[Layout coordinate data]
---
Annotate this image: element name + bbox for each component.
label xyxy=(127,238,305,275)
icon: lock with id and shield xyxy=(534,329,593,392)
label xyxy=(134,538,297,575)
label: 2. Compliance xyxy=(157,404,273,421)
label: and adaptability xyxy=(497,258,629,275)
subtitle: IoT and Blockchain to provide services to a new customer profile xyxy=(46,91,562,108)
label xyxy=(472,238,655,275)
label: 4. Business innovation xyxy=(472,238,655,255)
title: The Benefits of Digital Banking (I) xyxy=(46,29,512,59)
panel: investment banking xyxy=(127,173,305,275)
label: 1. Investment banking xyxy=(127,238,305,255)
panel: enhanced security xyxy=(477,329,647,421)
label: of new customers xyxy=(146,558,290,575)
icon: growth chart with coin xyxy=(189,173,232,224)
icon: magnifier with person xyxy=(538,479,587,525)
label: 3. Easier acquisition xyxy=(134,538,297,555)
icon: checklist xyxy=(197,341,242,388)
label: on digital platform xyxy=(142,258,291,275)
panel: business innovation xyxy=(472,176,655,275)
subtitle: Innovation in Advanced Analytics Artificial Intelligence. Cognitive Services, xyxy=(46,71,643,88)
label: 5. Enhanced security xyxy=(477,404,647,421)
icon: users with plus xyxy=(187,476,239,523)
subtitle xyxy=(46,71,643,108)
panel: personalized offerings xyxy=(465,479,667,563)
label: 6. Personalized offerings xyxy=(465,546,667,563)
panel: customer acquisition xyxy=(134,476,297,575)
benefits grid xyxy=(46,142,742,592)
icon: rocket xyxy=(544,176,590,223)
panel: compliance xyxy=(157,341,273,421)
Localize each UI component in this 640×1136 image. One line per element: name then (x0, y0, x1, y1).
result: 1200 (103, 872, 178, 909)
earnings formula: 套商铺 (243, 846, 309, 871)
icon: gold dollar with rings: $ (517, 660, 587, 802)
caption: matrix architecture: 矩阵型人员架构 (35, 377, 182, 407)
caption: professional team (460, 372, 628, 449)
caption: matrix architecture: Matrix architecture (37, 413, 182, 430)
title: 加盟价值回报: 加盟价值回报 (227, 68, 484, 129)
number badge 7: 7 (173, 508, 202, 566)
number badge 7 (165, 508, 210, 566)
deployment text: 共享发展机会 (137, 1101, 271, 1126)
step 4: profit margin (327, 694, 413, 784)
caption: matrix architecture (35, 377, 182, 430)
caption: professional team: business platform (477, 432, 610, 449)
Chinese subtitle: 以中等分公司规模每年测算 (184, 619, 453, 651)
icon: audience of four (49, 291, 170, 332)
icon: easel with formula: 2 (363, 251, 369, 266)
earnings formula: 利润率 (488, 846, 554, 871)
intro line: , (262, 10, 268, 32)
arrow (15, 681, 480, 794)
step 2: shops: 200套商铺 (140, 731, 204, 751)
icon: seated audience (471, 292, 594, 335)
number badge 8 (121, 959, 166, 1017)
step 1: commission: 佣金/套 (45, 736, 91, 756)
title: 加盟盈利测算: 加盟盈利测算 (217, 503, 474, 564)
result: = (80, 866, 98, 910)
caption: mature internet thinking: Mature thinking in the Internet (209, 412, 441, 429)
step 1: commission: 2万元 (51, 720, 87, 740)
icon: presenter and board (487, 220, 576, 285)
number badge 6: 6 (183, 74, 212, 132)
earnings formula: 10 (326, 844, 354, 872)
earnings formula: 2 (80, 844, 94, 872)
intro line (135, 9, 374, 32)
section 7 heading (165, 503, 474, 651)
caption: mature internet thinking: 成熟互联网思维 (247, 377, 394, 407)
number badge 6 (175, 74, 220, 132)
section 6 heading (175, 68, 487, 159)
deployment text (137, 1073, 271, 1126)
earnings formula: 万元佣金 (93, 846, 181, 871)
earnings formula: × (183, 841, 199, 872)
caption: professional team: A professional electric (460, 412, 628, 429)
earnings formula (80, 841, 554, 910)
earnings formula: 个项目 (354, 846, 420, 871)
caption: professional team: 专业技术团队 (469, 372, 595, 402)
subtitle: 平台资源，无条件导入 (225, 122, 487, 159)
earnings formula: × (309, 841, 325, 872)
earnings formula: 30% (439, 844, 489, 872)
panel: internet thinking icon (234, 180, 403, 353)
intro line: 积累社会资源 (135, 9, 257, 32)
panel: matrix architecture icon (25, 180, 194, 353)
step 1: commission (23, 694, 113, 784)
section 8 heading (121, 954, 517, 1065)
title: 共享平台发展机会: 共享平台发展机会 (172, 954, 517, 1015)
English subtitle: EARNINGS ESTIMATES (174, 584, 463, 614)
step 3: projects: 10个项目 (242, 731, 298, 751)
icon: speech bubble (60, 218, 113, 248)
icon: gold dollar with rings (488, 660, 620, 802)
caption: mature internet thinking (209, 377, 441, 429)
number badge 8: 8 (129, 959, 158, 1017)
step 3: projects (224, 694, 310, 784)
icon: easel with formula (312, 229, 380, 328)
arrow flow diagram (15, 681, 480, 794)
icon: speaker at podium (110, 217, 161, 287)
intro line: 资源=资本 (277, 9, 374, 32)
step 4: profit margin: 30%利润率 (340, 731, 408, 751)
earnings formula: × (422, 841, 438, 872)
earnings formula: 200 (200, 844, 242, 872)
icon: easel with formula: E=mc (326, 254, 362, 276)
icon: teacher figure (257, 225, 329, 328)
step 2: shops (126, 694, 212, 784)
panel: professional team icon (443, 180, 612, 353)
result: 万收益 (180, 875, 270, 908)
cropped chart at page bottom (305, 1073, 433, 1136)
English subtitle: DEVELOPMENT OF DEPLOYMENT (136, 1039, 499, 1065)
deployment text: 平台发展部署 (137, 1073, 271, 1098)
---
AIM OF THE EXERCISE:
Reproduce every item above line for line, leaving each character unchanged.

WRITTEN REPLY:
Annotate this image: element name + bbox for each component.
label xyxy=(127,238,305,275)
icon: lock with id and shield xyxy=(534,329,593,392)
label xyxy=(134,538,297,575)
label: 2. Compliance xyxy=(157,404,273,421)
label: and adaptability xyxy=(497,258,629,275)
subtitle: IoT and Blockchain to provide services to a new customer profile xyxy=(46,91,562,108)
label xyxy=(472,238,655,275)
label: 4. Business innovation xyxy=(472,238,655,255)
title: The Benefits of Digital Banking (I) xyxy=(46,29,512,59)
panel: investment banking xyxy=(127,173,305,275)
label: 1. Investment banking xyxy=(127,238,305,255)
panel: enhanced security xyxy=(477,329,647,421)
label: of new customers xyxy=(146,558,290,575)
icon: growth chart with coin xyxy=(189,173,232,224)
icon: magnifier with person xyxy=(538,479,587,525)
label: 3. Easier acquisition xyxy=(134,538,297,555)
icon: checklist xyxy=(197,341,242,388)
label: on digital platform xyxy=(142,258,291,275)
panel: business innovation xyxy=(472,176,655,275)
subtitle: Innovation in Advanced Analytics Artificial Intelligence. Cognitive Services, xyxy=(46,71,643,88)
label: 5. Enhanced security xyxy=(477,404,647,421)
icon: users with plus xyxy=(187,476,239,523)
subtitle xyxy=(46,71,643,108)
panel: personalized offerings xyxy=(465,479,667,563)
label: 6. Personalized offerings xyxy=(465,546,667,563)
panel: customer acquisition xyxy=(134,476,297,575)
benefits grid xyxy=(46,142,742,592)
icon: rocket xyxy=(544,176,590,223)
panel: compliance xyxy=(157,341,273,421)
Localize each UI component in this 640×1136 image. One line per element: name then (x0, y0, x1, y1).
result: 1200 (103, 872, 178, 909)
earnings formula: 套商铺 (243, 846, 309, 871)
icon: gold dollar with rings: $ (517, 660, 587, 802)
caption: matrix architecture: 矩阵型人员架构 (35, 377, 182, 407)
caption: professional team (460, 372, 628, 449)
caption: matrix architecture: Matrix architecture (37, 413, 182, 430)
title: 加盟价值回报: 加盟价值回报 (227, 68, 484, 129)
number badge 7: 7 (173, 508, 202, 566)
number badge 7 (165, 508, 210, 566)
deployment text: 共享发展机会 (137, 1101, 271, 1126)
step 4: profit margin (327, 694, 413, 784)
caption: matrix architecture (35, 377, 182, 430)
caption: professional team: business platform (477, 432, 610, 449)
Chinese subtitle: 以中等分公司规模每年测算 (184, 619, 453, 651)
icon: audience of four (49, 291, 170, 332)
icon: easel with formula: 2 (363, 251, 369, 266)
earnings formula: 利润率 (488, 846, 554, 871)
intro line: , (262, 10, 268, 32)
arrow (15, 681, 480, 794)
step 2: shops: 200套商铺 (140, 731, 204, 751)
icon: seated audience (471, 292, 594, 335)
number badge 8 (121, 959, 166, 1017)
step 1: commission: 佣金/套 (45, 736, 91, 756)
title: 加盟盈利测算: 加盟盈利测算 (217, 503, 474, 564)
result: = (80, 866, 98, 910)
caption: mature internet thinking: Mature thinking in the Internet (209, 412, 441, 429)
step 1: commission: 2万元 (51, 720, 87, 740)
icon: presenter and board (487, 220, 576, 285)
number badge 6: 6 (183, 74, 212, 132)
earnings formula: 10 (326, 844, 354, 872)
earnings formula: 2 (80, 844, 94, 872)
intro line (135, 9, 374, 32)
section 7 heading (165, 503, 474, 651)
caption: mature internet thinking: 成熟互联网思维 (247, 377, 394, 407)
number badge 6 (175, 74, 220, 132)
section 6 heading (175, 68, 487, 159)
deployment text (137, 1073, 271, 1126)
earnings formula: 万元佣金 (93, 846, 181, 871)
earnings formula: × (183, 841, 199, 872)
caption: professional team: A professional electric (460, 412, 628, 429)
earnings formula (80, 841, 554, 910)
earnings formula: 个项目 (354, 846, 420, 871)
caption: professional team: 专业技术团队 (469, 372, 595, 402)
subtitle: 平台资源，无条件导入 (225, 122, 487, 159)
earnings formula: × (309, 841, 325, 872)
earnings formula: 30% (439, 844, 489, 872)
panel: internet thinking icon (234, 180, 403, 353)
intro line: 积累社会资源 (135, 9, 257, 32)
panel: matrix architecture icon (25, 180, 194, 353)
step 1: commission (23, 694, 113, 784)
section 8 heading (121, 954, 517, 1065)
title: 共享平台发展机会: 共享平台发展机会 (172, 954, 517, 1015)
English subtitle: EARNINGS ESTIMATES (174, 584, 463, 614)
step 3: projects: 10个项目 (242, 731, 298, 751)
icon: speech bubble (60, 218, 113, 248)
icon: gold dollar with rings (488, 660, 620, 802)
caption: mature internet thinking (209, 377, 441, 429)
number badge 8: 8 (129, 959, 158, 1017)
step 3: projects (224, 694, 310, 784)
icon: easel with formula (312, 229, 380, 328)
arrow flow diagram (15, 681, 480, 794)
icon: speaker at podium (110, 217, 161, 287)
intro line: 资源=资本 (277, 9, 374, 32)
step 4: profit margin: 30%利润率 (340, 731, 408, 751)
earnings formula: × (422, 841, 438, 872)
earnings formula: 200 (200, 844, 242, 872)
icon: easel with formula: E=mc (326, 254, 362, 276)
icon: teacher figure (257, 225, 329, 328)
step 2: shops (126, 694, 212, 784)
panel: professional team icon (443, 180, 612, 353)
result: 万收益 (180, 875, 270, 908)
cropped chart at page bottom (305, 1073, 433, 1136)
English subtitle: DEVELOPMENT OF DEPLOYMENT (136, 1039, 499, 1065)
deployment text: 平台发展部署 (137, 1073, 271, 1098)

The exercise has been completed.